## [RECORDS]
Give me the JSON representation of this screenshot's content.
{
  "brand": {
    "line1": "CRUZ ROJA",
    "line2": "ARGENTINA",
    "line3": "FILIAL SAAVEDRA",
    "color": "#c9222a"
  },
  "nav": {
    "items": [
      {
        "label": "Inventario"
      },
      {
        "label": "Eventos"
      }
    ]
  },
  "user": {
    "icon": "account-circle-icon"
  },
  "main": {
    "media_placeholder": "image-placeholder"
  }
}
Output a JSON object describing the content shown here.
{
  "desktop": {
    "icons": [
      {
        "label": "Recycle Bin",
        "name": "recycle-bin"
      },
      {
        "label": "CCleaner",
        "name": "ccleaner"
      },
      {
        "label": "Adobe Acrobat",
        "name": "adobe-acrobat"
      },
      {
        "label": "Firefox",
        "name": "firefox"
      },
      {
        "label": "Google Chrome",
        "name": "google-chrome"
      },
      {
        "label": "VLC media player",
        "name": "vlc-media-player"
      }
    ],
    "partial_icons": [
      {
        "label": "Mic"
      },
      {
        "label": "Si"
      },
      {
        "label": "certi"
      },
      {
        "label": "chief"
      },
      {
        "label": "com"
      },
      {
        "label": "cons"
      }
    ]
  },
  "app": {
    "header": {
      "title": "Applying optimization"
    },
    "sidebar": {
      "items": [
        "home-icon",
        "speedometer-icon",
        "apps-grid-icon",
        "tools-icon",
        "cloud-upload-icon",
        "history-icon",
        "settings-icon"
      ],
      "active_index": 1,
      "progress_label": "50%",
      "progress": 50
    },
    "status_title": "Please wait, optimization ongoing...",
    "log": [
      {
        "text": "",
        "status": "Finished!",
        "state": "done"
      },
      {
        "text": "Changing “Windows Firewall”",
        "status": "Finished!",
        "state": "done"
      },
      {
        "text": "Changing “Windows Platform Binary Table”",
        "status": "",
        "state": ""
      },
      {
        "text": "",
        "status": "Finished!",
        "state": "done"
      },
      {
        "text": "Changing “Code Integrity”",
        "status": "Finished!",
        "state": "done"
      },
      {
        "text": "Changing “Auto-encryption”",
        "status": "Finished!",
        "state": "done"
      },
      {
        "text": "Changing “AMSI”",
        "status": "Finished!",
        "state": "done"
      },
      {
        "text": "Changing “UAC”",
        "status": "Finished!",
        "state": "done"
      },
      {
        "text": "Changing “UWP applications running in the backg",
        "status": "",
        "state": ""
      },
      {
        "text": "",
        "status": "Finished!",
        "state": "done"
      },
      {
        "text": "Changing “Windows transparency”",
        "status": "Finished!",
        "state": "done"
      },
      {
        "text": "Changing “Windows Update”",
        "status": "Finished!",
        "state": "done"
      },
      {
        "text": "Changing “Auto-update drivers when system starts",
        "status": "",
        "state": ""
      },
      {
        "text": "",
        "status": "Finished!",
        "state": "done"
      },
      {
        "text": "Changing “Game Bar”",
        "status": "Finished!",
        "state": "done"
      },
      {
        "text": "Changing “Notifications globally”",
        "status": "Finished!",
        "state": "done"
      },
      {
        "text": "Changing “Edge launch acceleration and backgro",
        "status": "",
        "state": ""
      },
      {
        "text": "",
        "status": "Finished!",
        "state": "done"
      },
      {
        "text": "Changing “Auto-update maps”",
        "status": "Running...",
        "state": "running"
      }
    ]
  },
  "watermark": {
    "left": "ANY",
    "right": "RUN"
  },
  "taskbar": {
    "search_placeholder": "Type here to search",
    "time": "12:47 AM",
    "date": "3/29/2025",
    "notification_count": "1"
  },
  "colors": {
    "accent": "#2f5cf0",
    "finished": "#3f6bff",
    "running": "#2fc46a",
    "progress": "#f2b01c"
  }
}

## [WHAT YOU WILL DO]
Collect, from the material above, every line containing the word "JSON".

## [ANSWER TO THIS EXERCISE]
Give me the JSON representation of this screenshot's content.
Output a JSON object describing the content shown here.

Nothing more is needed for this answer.